### What you should do:
Write out all of the records precisely. Skip anything that is a picture.

### Figure data in JSON:
________________________

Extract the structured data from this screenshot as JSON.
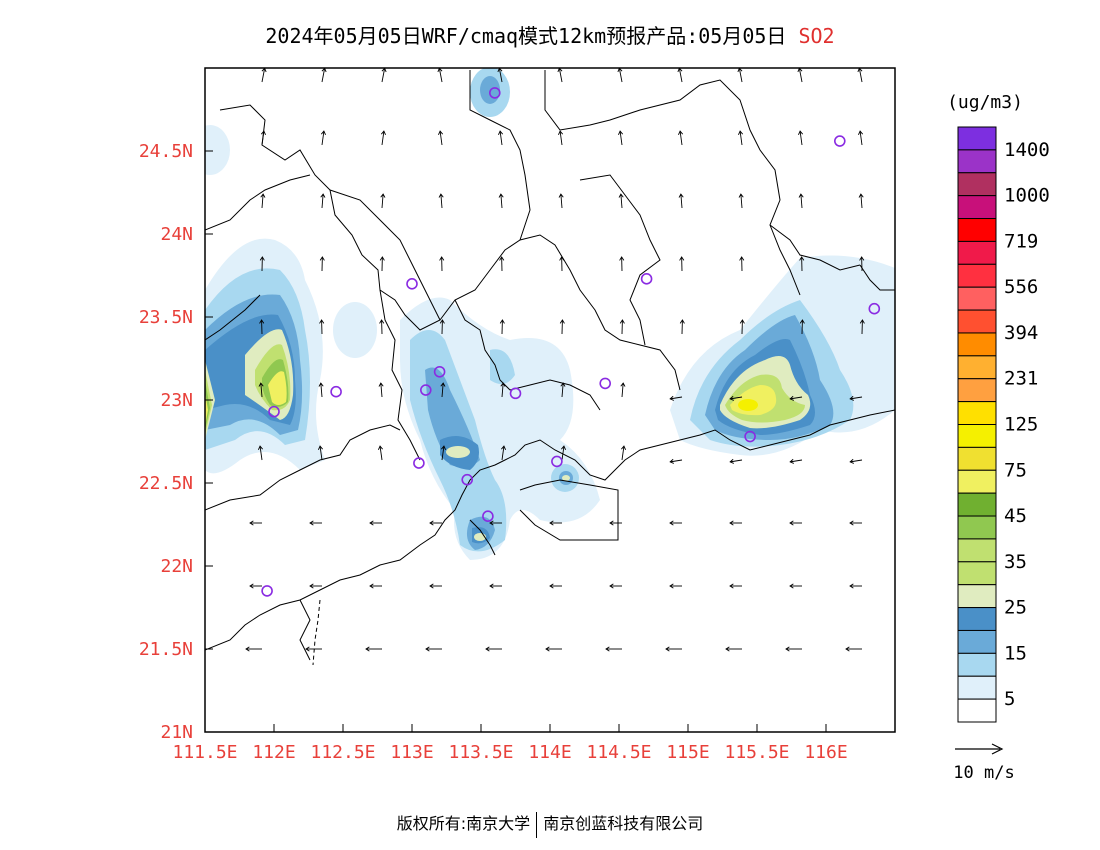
{
  "header": {
    "title_main": "2024年05月05日WRF/cmaq模式12km预报产品:05月05日",
    "species": "SO2"
  },
  "map": {
    "lon_labels": [
      "111.5E",
      "112E",
      "112.5E",
      "113E",
      "113.5E",
      "114E",
      "114.5E",
      "115E",
      "115.5E",
      "116E"
    ],
    "lat_labels": [
      "21N",
      "21.5N",
      "22N",
      "22.5N",
      "23N",
      "23.5N",
      "24N",
      "24.5N"
    ],
    "axis_label_color": "#e8403a",
    "extent": {
      "lon_min": 111.5,
      "lon_max": 116.5,
      "lat_min": 21.0,
      "lat_max": 25.0
    },
    "stations": [
      [
        113.6,
        24.85
      ],
      [
        116.1,
        24.56
      ],
      [
        113.0,
        23.7
      ],
      [
        114.7,
        23.73
      ],
      [
        116.35,
        23.55
      ],
      [
        112.45,
        23.05
      ],
      [
        113.2,
        23.17
      ],
      [
        113.1,
        23.06
      ],
      [
        113.75,
        23.04
      ],
      [
        114.4,
        23.1
      ],
      [
        112.0,
        22.93
      ],
      [
        115.45,
        22.78
      ],
      [
        113.05,
        22.62
      ],
      [
        113.4,
        22.52
      ],
      [
        114.05,
        22.63
      ],
      [
        113.55,
        22.3
      ],
      [
        111.95,
        21.85
      ]
    ]
  },
  "legend": {
    "unit": "(ug/m3)",
    "labels": [
      "1400",
      "1000",
      "719",
      "556",
      "394",
      "231",
      "125",
      "75",
      "45",
      "35",
      "25",
      "15",
      "5"
    ],
    "colors_top_to_bottom": [
      "#7d2fe0",
      "#9b33c8",
      "#b03060",
      "#c8107a",
      "#ff0000",
      "#f01a4a",
      "#ff3040",
      "#ff6060",
      "#ff5030",
      "#ff8c00",
      "#ffb030",
      "#ffa040",
      "#ffe000",
      "#f5f000",
      "#f0e030",
      "#f0f060",
      "#70b030",
      "#90c850",
      "#c0e070",
      "#c0e070",
      "#e0ecc0",
      "#4a90c8",
      "#6aaad8",
      "#a8d8f0",
      "#e0f0fa",
      "#ffffff"
    ],
    "wind_label": "10 m/s"
  },
  "footer": {
    "left": "版权所有:南京大学",
    "right": "南京创蓝科技有限公司"
  }
}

________________________

### Correct output:
Extract the structured data from this screenshot as JSON.
{
  "header": {
    "title_main": "2024年05月05日WRF/cmaq模式12km预报产品:05月05日",
    "species": "SO2"
  },
  "map": {
    "lon_labels": [
      "111.5E",
      "112E",
      "112.5E",
      "113E",
      "113.5E",
      "114E",
      "114.5E",
      "115E",
      "115.5E",
      "116E"
    ],
    "lat_labels": [
      "21N",
      "21.5N",
      "22N",
      "22.5N",
      "23N",
      "23.5N",
      "24N",
      "24.5N"
    ],
    "axis_label_color": "#e8403a",
    "extent": {
      "lon_min": 111.5,
      "lon_max": 116.5,
      "lat_min": 21.0,
      "lat_max": 25.0
    },
    "stations": [
      [
        113.6,
        24.85
      ],
      [
        116.1,
        24.56
      ],
      [
        113.0,
        23.7
      ],
      [
        114.7,
        23.73
      ],
      [
        116.35,
        23.55
      ],
      [
        112.45,
        23.05
      ],
      [
        113.2,
        23.17
      ],
      [
        113.1,
        23.06
      ],
      [
        113.75,
        23.04
      ],
      [
        114.4,
        23.1
      ],
      [
        112.0,
        22.93
      ],
      [
        115.45,
        22.78
      ],
      [
        113.05,
        22.62
      ],
      [
        113.4,
        22.52
      ],
      [
        114.05,
        22.63
      ],
      [
        113.55,
        22.3
      ],
      [
        111.95,
        21.85
      ]
    ]
  },
  "legend": {
    "unit": "(ug/m3)",
    "labels": [
      "1400",
      "1000",
      "719",
      "556",
      "394",
      "231",
      "125",
      "75",
      "45",
      "35",
      "25",
      "15",
      "5"
    ],
    "colors_top_to_bottom": [
      "#7d2fe0",
      "#9b33c8",
      "#b03060",
      "#c8107a",
      "#ff0000",
      "#f01a4a",
      "#ff3040",
      "#ff6060",
      "#ff5030",
      "#ff8c00",
      "#ffb030",
      "#ffa040",
      "#ffe000",
      "#f5f000",
      "#f0e030",
      "#f0f060",
      "#70b030",
      "#90c850",
      "#c0e070",
      "#c0e070",
      "#e0ecc0",
      "#4a90c8",
      "#6aaad8",
      "#a8d8f0",
      "#e0f0fa",
      "#ffffff"
    ],
    "wind_label": "10 m/s"
  },
  "footer": {
    "left": "版权所有:南京大学",
    "right": "南京创蓝科技有限公司"
  }
}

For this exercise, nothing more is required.